***** Items
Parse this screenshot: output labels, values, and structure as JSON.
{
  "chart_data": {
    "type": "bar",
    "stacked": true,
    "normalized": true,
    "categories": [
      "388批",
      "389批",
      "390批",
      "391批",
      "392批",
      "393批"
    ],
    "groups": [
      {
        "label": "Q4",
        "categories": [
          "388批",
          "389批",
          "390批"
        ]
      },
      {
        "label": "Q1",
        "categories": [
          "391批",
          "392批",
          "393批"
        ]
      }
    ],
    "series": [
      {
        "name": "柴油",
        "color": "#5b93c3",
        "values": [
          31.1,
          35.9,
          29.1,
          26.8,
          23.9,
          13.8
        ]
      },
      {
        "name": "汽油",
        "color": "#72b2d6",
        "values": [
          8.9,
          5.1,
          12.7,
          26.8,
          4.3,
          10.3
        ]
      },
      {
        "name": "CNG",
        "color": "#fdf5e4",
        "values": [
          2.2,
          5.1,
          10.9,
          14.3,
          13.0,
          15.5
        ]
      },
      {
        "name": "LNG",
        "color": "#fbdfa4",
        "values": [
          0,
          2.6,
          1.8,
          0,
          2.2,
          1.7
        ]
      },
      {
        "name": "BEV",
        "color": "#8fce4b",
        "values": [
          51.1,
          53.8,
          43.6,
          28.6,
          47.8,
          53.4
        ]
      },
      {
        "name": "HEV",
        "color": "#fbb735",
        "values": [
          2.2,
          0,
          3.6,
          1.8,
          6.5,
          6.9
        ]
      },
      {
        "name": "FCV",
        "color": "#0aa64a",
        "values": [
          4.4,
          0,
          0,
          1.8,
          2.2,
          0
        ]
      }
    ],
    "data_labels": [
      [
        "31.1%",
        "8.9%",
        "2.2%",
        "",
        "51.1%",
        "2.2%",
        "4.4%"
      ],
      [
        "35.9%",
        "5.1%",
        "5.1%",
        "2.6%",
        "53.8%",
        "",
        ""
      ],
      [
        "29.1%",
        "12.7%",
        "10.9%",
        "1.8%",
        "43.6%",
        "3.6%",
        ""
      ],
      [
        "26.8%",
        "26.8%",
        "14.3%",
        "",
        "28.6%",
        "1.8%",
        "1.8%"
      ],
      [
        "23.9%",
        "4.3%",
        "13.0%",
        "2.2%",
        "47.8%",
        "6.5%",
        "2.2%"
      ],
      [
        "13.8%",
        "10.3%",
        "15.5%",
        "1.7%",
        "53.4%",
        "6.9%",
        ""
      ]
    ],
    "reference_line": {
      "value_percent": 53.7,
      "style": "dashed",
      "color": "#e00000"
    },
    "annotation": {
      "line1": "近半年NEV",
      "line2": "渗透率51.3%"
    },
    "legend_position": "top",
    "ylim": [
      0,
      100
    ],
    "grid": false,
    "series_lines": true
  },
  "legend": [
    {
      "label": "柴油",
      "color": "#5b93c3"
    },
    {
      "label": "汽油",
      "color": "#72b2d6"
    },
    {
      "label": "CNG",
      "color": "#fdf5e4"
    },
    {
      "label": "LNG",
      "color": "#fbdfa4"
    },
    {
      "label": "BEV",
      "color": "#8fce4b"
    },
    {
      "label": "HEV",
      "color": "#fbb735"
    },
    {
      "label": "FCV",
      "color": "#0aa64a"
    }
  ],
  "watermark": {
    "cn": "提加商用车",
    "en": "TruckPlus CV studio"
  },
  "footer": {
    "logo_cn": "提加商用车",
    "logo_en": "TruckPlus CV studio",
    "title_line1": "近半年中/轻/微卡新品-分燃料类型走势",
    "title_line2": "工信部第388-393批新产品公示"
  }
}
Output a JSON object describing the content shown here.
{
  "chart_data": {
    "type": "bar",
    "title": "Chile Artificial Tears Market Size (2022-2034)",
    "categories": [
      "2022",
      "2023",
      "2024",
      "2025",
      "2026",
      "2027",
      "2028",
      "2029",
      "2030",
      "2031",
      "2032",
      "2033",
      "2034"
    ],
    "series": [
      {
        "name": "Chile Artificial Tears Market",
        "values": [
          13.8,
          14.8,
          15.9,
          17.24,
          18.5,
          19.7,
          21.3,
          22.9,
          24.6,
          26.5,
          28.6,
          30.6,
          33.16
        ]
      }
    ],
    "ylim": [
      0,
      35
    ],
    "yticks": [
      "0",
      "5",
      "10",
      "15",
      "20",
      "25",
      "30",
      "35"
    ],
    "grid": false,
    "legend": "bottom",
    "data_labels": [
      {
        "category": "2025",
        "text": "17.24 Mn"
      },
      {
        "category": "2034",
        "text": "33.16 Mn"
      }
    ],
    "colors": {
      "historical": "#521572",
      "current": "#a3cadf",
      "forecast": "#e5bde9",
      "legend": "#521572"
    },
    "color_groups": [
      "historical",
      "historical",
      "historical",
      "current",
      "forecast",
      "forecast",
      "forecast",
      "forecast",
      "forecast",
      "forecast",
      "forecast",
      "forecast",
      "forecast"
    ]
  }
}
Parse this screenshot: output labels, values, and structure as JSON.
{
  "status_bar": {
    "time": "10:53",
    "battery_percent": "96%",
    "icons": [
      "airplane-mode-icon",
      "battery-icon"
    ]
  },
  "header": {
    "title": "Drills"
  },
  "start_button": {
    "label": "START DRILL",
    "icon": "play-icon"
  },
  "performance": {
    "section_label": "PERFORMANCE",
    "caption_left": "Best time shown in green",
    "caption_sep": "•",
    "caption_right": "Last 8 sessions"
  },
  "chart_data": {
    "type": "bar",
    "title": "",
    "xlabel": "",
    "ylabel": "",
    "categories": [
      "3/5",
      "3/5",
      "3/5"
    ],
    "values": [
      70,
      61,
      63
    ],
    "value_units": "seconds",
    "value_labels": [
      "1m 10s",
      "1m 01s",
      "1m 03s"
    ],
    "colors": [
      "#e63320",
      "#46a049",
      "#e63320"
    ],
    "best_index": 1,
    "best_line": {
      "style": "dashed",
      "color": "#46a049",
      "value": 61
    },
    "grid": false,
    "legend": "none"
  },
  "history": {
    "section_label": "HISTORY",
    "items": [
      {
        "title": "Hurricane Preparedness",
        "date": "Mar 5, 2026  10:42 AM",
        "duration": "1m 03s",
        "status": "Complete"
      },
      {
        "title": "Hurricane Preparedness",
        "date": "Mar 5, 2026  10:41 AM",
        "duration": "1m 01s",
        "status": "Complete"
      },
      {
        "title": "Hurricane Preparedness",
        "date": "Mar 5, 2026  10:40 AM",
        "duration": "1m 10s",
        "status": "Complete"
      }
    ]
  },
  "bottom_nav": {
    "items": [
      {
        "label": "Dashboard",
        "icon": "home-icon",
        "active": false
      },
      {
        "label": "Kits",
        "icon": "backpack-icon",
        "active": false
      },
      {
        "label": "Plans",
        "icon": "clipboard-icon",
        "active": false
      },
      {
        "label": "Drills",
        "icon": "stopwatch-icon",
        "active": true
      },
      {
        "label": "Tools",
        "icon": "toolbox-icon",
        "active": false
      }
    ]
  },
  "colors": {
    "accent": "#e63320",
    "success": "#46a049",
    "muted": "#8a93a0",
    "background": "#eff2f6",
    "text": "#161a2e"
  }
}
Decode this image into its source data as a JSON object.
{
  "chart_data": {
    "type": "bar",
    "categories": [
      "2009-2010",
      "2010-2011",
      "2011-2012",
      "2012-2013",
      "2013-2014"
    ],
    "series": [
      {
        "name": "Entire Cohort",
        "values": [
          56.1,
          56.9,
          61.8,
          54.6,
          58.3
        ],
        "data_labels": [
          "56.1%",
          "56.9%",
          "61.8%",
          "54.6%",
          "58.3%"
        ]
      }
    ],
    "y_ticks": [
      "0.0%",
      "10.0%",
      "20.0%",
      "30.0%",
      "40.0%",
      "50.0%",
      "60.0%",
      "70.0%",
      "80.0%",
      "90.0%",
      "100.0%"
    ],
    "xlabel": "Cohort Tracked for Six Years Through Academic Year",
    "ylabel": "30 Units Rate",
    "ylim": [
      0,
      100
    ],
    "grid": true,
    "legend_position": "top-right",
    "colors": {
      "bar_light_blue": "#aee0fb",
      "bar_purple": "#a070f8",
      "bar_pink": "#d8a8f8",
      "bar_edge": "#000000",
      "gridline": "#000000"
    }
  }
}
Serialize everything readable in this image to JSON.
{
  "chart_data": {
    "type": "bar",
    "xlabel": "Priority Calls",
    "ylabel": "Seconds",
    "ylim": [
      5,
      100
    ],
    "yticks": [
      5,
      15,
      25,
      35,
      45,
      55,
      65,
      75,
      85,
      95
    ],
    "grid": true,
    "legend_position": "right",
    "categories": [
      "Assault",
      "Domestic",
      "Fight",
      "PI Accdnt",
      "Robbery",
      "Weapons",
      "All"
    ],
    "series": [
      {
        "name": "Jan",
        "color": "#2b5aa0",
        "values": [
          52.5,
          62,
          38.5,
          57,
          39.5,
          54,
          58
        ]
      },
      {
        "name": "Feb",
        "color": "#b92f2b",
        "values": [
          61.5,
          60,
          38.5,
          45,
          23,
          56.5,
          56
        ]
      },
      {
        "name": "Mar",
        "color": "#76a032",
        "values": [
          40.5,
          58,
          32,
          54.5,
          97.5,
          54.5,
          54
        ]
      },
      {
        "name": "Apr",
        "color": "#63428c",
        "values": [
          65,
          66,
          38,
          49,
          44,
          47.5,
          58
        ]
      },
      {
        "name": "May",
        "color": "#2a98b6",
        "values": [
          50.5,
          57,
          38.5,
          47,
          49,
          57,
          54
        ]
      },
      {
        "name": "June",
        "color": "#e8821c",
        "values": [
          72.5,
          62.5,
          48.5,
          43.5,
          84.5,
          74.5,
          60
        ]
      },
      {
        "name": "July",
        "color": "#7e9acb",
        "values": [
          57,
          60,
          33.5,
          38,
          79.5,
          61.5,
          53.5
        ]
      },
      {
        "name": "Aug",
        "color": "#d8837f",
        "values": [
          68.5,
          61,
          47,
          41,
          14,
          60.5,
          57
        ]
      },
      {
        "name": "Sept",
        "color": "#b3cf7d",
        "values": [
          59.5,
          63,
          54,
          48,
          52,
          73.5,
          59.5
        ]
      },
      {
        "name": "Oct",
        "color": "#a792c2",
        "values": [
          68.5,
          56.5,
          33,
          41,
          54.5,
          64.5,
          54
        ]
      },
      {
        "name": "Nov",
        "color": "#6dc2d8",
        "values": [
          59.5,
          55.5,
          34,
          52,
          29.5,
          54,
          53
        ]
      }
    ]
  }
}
**********
Of the lines above, how many hold the word "true"? Say the number alone.

6